▸ Rows from a figure dataset
================

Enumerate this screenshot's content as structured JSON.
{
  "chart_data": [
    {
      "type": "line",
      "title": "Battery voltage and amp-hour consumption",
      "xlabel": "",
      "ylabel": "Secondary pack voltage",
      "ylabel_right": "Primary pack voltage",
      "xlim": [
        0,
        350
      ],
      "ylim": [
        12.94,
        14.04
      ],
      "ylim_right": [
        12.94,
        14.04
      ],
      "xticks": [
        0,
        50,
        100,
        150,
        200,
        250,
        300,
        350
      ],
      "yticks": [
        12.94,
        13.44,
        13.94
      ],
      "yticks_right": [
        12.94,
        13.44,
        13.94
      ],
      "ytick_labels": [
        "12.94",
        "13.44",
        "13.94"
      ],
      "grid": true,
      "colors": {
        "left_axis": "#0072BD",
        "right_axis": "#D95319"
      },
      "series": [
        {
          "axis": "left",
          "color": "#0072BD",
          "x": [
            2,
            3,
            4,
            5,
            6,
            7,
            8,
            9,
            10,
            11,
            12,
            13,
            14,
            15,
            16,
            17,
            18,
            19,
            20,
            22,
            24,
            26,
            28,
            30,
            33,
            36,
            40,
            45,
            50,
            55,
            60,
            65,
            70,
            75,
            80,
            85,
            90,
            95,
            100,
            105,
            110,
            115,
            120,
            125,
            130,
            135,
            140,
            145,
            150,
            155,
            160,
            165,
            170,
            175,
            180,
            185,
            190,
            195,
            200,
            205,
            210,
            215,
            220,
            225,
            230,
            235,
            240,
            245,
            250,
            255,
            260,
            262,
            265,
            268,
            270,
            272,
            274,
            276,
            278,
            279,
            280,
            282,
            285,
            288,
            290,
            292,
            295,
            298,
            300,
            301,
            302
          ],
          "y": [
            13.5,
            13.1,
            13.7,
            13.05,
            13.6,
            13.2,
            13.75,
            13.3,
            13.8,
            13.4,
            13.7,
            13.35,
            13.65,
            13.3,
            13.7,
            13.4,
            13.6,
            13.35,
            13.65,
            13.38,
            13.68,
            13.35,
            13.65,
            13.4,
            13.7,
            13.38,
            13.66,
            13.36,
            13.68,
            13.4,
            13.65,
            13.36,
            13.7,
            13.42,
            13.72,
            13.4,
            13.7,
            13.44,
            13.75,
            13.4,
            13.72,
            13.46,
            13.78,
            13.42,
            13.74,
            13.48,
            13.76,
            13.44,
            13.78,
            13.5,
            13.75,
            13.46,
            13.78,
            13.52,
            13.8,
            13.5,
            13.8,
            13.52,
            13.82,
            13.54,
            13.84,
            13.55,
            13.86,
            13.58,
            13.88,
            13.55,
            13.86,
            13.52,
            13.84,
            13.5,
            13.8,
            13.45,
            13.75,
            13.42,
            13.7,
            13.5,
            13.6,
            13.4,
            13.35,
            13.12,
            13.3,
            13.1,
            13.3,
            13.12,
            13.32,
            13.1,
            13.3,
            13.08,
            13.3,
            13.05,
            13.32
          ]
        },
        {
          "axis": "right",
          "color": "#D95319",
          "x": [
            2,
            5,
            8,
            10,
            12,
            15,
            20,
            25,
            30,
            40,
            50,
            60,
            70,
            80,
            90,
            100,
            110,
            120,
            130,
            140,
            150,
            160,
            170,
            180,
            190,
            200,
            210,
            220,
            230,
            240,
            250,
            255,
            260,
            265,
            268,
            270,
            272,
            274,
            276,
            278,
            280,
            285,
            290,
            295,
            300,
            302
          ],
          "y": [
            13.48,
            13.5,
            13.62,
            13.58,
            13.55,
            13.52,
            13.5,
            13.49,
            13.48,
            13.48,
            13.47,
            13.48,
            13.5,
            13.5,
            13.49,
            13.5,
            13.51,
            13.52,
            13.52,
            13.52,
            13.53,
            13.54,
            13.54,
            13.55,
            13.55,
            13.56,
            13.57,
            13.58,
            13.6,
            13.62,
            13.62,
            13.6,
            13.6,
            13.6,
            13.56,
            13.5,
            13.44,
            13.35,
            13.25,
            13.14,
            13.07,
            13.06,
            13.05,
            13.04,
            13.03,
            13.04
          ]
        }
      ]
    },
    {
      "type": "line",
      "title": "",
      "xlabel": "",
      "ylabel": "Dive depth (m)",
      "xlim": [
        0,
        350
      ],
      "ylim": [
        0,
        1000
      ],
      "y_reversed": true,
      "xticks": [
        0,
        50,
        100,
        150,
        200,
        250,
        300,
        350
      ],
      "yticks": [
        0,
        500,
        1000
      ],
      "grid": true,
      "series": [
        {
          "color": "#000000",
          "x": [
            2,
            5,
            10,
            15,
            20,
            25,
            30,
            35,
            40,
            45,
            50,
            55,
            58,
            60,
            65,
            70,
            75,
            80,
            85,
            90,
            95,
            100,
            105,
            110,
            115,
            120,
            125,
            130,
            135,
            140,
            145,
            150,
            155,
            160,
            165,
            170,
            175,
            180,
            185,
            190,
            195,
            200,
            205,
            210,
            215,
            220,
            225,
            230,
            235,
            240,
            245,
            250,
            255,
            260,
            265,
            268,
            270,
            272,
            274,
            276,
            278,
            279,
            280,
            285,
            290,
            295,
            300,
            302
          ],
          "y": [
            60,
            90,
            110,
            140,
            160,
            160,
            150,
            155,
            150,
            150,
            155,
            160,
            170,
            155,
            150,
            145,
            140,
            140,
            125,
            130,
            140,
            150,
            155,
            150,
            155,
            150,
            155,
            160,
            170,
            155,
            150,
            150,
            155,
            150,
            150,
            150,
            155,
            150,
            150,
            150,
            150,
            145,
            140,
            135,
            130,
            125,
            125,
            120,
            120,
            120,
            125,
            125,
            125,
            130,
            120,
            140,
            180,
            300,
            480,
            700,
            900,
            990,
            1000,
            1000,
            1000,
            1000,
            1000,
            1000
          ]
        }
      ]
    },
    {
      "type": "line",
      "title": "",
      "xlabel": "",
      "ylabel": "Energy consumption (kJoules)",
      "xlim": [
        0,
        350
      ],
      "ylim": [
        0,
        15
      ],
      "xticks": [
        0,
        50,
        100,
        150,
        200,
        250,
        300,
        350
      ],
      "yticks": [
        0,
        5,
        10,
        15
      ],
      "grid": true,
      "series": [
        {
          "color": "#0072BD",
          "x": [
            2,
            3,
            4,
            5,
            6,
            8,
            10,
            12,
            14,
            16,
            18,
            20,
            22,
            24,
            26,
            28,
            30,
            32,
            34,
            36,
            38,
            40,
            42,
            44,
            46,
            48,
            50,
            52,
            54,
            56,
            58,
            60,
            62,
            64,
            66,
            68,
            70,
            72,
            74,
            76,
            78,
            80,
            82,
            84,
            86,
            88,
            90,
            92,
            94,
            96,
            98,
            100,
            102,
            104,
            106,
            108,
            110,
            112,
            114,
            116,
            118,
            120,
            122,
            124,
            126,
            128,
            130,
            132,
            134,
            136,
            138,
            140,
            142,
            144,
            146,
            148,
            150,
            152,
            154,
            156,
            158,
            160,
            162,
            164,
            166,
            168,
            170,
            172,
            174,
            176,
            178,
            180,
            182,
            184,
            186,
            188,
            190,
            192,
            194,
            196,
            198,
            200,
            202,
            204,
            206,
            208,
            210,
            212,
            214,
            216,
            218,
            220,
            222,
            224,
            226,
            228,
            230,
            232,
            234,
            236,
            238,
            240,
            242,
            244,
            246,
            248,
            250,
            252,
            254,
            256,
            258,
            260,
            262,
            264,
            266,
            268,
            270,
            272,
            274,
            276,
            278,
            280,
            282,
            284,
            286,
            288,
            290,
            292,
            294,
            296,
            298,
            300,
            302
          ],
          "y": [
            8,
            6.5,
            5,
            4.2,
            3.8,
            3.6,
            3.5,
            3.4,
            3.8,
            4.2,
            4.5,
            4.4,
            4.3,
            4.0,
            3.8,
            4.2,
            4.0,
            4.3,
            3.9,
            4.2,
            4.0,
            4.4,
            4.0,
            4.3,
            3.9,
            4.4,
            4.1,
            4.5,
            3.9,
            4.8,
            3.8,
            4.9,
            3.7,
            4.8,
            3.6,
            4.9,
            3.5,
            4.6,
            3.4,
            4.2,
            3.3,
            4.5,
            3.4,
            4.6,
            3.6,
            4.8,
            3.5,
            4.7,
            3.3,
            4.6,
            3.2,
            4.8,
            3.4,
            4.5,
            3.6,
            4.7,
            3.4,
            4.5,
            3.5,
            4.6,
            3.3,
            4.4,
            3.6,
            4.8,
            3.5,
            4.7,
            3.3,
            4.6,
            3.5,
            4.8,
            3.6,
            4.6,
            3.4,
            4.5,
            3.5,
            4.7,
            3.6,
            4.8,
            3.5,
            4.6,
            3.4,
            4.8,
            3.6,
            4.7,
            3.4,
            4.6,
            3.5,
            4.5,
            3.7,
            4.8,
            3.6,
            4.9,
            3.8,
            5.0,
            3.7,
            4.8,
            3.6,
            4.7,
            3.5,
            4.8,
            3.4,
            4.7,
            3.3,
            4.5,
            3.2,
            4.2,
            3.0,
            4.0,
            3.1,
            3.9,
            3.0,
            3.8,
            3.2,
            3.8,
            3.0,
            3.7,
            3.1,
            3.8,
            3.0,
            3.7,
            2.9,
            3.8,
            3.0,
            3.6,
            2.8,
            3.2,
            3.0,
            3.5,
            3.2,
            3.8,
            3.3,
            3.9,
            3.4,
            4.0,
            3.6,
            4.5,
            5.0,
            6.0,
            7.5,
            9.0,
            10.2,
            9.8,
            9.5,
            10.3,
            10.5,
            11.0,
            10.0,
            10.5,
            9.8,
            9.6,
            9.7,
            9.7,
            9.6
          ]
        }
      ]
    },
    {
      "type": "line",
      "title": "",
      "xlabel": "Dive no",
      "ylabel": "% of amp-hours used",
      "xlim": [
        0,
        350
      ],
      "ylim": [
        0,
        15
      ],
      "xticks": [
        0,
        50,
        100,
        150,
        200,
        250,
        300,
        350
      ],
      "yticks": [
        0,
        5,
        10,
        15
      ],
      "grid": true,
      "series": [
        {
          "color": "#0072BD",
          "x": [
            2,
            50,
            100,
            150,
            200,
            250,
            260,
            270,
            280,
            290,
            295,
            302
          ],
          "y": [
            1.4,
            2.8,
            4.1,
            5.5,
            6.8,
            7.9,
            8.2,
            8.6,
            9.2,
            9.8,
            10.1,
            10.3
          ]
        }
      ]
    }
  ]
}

================

▸ Instructions to follow
Locate each line containing the string "voltage" and show it.

▸ Exercise answer
      "title": "Battery voltage and amp-hour consumption",
      "ylabel": "Secondary pack voltage",
      "ylabel_right": "Primary pack voltage",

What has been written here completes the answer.